- _What you need to do_
Extract every entry word for word. Skip the pictures.

- _Listing_

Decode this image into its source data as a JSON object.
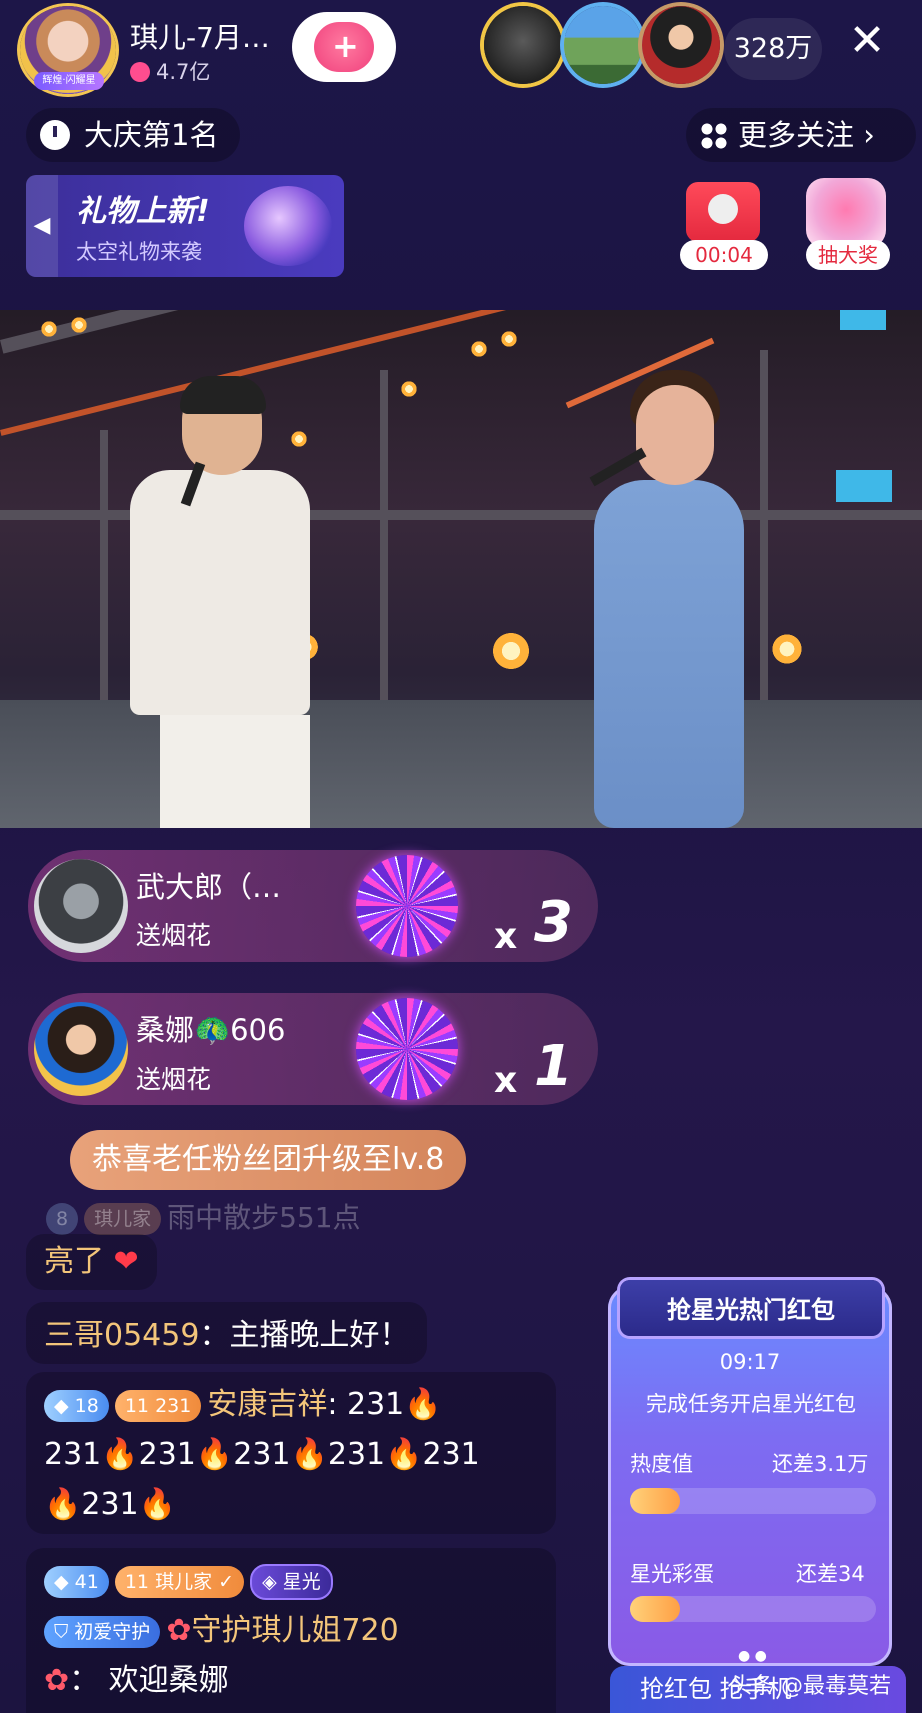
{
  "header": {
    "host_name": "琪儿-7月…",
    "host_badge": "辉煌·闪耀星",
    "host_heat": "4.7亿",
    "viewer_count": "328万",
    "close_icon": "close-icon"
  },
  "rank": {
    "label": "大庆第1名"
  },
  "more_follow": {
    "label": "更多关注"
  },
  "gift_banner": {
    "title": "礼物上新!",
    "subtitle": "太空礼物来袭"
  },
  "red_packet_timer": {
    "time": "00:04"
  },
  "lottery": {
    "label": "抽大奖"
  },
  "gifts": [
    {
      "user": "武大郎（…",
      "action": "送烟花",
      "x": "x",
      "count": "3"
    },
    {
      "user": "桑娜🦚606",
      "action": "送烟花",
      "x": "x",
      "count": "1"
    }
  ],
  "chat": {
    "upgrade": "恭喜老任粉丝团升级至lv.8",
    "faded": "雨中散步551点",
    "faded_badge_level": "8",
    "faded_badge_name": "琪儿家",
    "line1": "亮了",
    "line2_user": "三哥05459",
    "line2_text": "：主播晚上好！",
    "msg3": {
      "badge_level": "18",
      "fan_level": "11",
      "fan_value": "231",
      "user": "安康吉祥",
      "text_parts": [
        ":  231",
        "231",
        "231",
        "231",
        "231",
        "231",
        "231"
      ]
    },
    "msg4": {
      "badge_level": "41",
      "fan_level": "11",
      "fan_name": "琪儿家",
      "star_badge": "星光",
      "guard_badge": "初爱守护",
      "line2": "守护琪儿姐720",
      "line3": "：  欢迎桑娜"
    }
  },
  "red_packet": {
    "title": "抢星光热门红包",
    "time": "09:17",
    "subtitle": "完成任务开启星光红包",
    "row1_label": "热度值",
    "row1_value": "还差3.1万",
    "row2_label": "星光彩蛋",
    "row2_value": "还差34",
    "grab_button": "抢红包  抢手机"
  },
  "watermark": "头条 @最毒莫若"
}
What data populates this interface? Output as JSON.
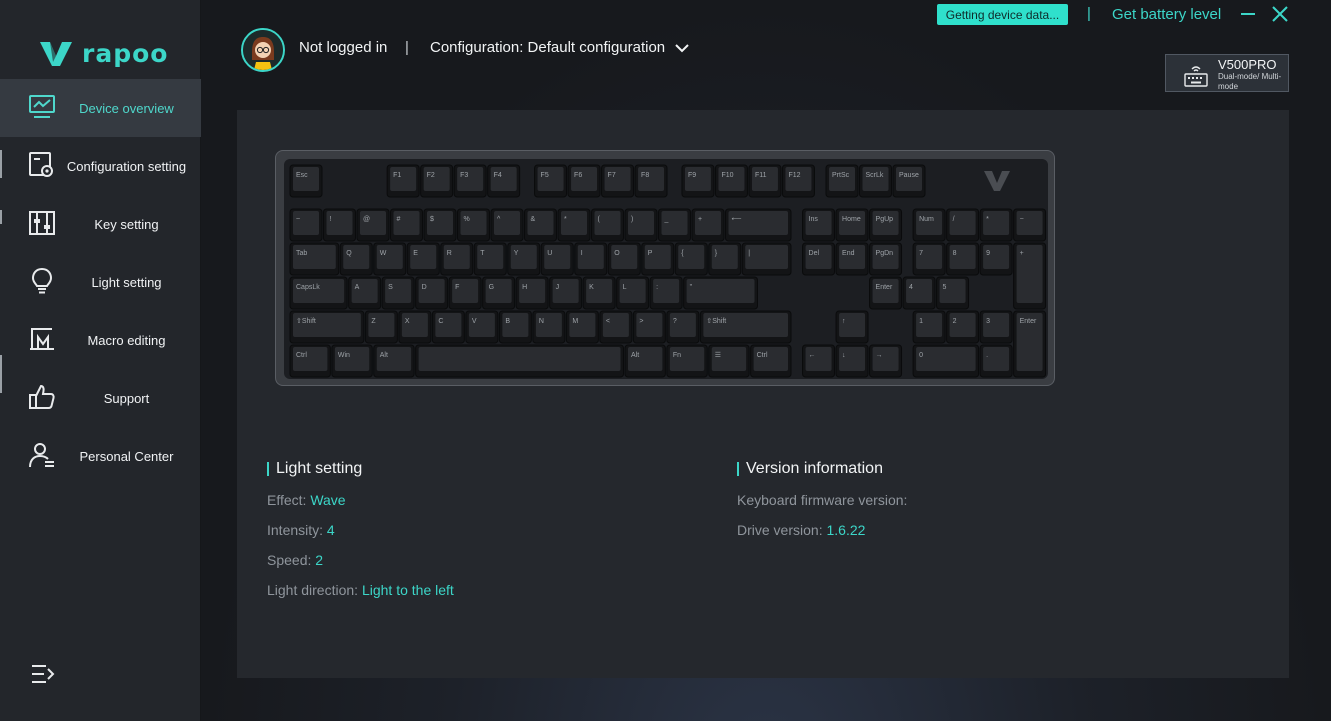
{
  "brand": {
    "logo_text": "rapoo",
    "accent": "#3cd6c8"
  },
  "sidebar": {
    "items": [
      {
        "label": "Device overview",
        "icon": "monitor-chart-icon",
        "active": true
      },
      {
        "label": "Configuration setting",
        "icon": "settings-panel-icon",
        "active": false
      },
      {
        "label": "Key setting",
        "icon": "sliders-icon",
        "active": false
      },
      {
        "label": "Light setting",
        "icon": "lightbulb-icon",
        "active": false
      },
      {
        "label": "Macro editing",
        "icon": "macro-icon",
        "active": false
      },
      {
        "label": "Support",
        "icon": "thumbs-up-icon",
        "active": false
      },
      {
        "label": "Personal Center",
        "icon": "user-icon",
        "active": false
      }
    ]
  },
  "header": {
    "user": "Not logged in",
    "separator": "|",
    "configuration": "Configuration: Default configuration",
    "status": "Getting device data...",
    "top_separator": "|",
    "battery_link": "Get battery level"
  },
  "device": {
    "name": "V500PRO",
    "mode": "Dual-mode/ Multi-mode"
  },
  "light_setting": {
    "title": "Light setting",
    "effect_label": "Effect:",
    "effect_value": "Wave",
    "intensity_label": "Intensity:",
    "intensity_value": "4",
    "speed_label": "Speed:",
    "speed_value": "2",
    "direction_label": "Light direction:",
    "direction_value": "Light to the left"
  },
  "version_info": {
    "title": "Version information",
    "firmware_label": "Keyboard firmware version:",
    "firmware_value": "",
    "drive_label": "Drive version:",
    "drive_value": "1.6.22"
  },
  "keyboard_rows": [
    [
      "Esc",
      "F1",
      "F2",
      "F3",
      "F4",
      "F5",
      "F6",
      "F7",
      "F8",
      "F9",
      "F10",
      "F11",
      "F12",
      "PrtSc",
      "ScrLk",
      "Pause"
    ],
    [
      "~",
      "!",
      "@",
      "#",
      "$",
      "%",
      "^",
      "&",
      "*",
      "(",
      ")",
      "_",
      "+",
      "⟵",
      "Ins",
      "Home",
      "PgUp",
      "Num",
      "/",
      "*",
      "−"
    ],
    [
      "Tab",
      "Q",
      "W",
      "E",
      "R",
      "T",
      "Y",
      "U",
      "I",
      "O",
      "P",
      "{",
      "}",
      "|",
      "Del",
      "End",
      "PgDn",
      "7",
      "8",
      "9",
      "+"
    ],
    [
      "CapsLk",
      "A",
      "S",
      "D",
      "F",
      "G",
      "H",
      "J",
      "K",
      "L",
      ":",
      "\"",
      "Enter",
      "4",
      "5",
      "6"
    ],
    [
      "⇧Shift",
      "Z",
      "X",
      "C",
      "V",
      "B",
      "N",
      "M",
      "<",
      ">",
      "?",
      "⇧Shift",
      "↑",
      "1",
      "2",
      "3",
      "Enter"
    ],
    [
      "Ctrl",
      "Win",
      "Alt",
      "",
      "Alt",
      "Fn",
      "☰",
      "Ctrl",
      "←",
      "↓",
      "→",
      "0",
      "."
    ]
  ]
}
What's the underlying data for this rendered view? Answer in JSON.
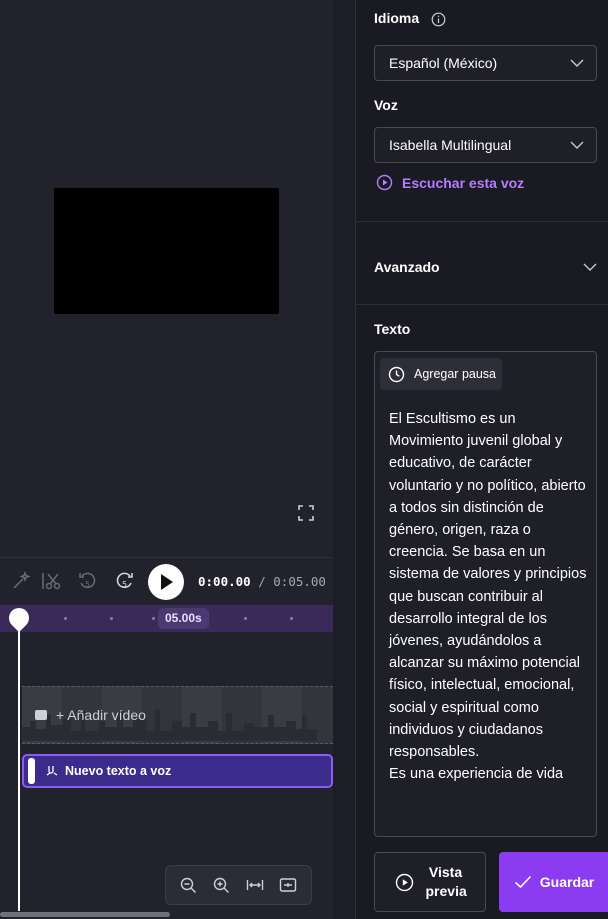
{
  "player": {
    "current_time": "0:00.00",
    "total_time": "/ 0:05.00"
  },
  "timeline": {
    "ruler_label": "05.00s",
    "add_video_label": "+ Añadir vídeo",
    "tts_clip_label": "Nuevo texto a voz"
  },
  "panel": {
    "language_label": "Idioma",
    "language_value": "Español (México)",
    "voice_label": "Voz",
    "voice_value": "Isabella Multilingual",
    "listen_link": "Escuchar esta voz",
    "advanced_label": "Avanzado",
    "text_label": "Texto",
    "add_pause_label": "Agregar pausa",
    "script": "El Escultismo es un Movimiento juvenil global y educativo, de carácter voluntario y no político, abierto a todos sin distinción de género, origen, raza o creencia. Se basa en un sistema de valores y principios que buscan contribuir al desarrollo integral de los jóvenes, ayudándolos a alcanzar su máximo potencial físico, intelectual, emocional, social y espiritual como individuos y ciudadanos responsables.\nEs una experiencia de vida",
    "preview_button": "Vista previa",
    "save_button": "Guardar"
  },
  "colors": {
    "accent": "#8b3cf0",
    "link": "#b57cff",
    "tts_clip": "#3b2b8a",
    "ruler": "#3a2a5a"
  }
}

- _Exercise response_
Decode this image into its source data as a JSON object.
{
  "header": {
    "host_name": "琪儿-7月…",
    "host_badge": "辉煌·闪耀星",
    "host_heat": "4.7亿",
    "viewer_count": "328万",
    "close_icon": "close-icon"
  },
  "rank": {
    "label": "大庆第1名"
  },
  "more_follow": {
    "label": "更多关注"
  },
  "gift_banner": {
    "title": "礼物上新!",
    "subtitle": "太空礼物来袭"
  },
  "red_packet_timer": {
    "time": "00:04"
  },
  "lottery": {
    "label": "抽大奖"
  },
  "gifts": [
    {
      "user": "武大郎（…",
      "action": "送烟花",
      "x": "x",
      "count": "3"
    },
    {
      "user": "桑娜🦚606",
      "action": "送烟花",
      "x": "x",
      "count": "1"
    }
  ],
  "chat": {
    "upgrade": "恭喜老任粉丝团升级至lv.8",
    "faded": "雨中散步551点",
    "faded_badge_level": "8",
    "faded_badge_name": "琪儿家",
    "line1": "亮了",
    "line2_user": "三哥05459",
    "line2_text": "：主播晚上好！",
    "msg3": {
      "badge_level": "18",
      "fan_level": "11",
      "fan_value": "231",
      "user": "安康吉祥",
      "text_parts": [
        ":  231",
        "231",
        "231",
        "231",
        "231",
        "231",
        "231"
      ]
    },
    "msg4": {
      "badge_level": "41",
      "fan_level": "11",
      "fan_name": "琪儿家",
      "star_badge": "星光",
      "guard_badge": "初爱守护",
      "line2": "守护琪儿姐720",
      "line3": "：  欢迎桑娜"
    }
  },
  "red_packet": {
    "title": "抢星光热门红包",
    "time": "09:17",
    "subtitle": "完成任务开启星光红包",
    "row1_label": "热度值",
    "row1_value": "还差3.1万",
    "row2_label": "星光彩蛋",
    "row2_value": "还差34",
    "grab_button": "抢红包  抢手机"
  },
  "watermark": "头条 @最毒莫若"
}
What data populates this interface? Output as JSON.
{
  "brand": {
    "logo_text": "rapoo",
    "accent": "#3cd6c8"
  },
  "sidebar": {
    "items": [
      {
        "label": "Device overview",
        "icon": "monitor-chart-icon",
        "active": true
      },
      {
        "label": "Configuration setting",
        "icon": "settings-panel-icon",
        "active": false
      },
      {
        "label": "Key setting",
        "icon": "sliders-icon",
        "active": false
      },
      {
        "label": "Light setting",
        "icon": "lightbulb-icon",
        "active": false
      },
      {
        "label": "Macro editing",
        "icon": "macro-icon",
        "active": false
      },
      {
        "label": "Support",
        "icon": "thumbs-up-icon",
        "active": false
      },
      {
        "label": "Personal Center",
        "icon": "user-icon",
        "active": false
      }
    ]
  },
  "header": {
    "user": "Not logged in",
    "separator": "|",
    "configuration": "Configuration: Default configuration",
    "status": "Getting device data...",
    "top_separator": "|",
    "battery_link": "Get battery level"
  },
  "device": {
    "name": "V500PRO",
    "mode": "Dual-mode/ Multi-mode"
  },
  "light_setting": {
    "title": "Light setting",
    "effect_label": "Effect:",
    "effect_value": "Wave",
    "intensity_label": "Intensity:",
    "intensity_value": "4",
    "speed_label": "Speed:",
    "speed_value": "2",
    "direction_label": "Light direction:",
    "direction_value": "Light to the left"
  },
  "version_info": {
    "title": "Version information",
    "firmware_label": "Keyboard firmware version:",
    "firmware_value": "",
    "drive_label": "Drive version:",
    "drive_value": "1.6.22"
  },
  "keyboard_rows": [
    [
      "Esc",
      "F1",
      "F2",
      "F3",
      "F4",
      "F5",
      "F6",
      "F7",
      "F8",
      "F9",
      "F10",
      "F11",
      "F12",
      "PrtSc",
      "ScrLk",
      "Pause"
    ],
    [
      "~",
      "!",
      "@",
      "#",
      "$",
      "%",
      "^",
      "&",
      "*",
      "(",
      ")",
      "_",
      "+",
      "⟵",
      "Ins",
      "Home",
      "PgUp",
      "Num",
      "/",
      "*",
      "−"
    ],
    [
      "Tab",
      "Q",
      "W",
      "E",
      "R",
      "T",
      "Y",
      "U",
      "I",
      "O",
      "P",
      "{",
      "}",
      "|",
      "Del",
      "End",
      "PgDn",
      "7",
      "8",
      "9",
      "+"
    ],
    [
      "CapsLk",
      "A",
      "S",
      "D",
      "F",
      "G",
      "H",
      "J",
      "K",
      "L",
      ":",
      "\"",
      "Enter",
      "4",
      "5",
      "6"
    ],
    [
      "⇧Shift",
      "Z",
      "X",
      "C",
      "V",
      "B",
      "N",
      "M",
      "<",
      ">",
      "?",
      "⇧Shift",
      "↑",
      "1",
      "2",
      "3",
      "Enter"
    ],
    [
      "Ctrl",
      "Win",
      "Alt",
      "",
      "Alt",
      "Fn",
      "☰",
      "Ctrl",
      "←",
      "↓",
      "→",
      "0",
      "."
    ]
  ]
}
What's the underlying data for this rendered view? Answer in JSON.
{
  "player": {
    "current_time": "0:00.00",
    "total_time": "/ 0:05.00"
  },
  "timeline": {
    "ruler_label": "05.00s",
    "add_video_label": "+ Añadir vídeo",
    "tts_clip_label": "Nuevo texto a voz"
  },
  "panel": {
    "language_label": "Idioma",
    "language_value": "Español (México)",
    "voice_label": "Voz",
    "voice_value": "Isabella Multilingual",
    "listen_link": "Escuchar esta voz",
    "advanced_label": "Avanzado",
    "text_label": "Texto",
    "add_pause_label": "Agregar pausa",
    "script": "El Escultismo es un Movimiento juvenil global y educativo, de carácter voluntario y no político, abierto a todos sin distinción de género, origen, raza o creencia. Se basa en un sistema de valores y principios que buscan contribuir al desarrollo integral de los jóvenes, ayudándolos a alcanzar su máximo potencial físico, intelectual, emocional, social y espiritual como individuos y ciudadanos responsables.\nEs una experiencia de vida",
    "preview_button": "Vista previa",
    "save_button": "Guardar"
  },
  "colors": {
    "accent": "#8b3cf0",
    "link": "#b57cff",
    "tts_clip": "#3b2b8a",
    "ruler": "#3a2a5a"
  }
}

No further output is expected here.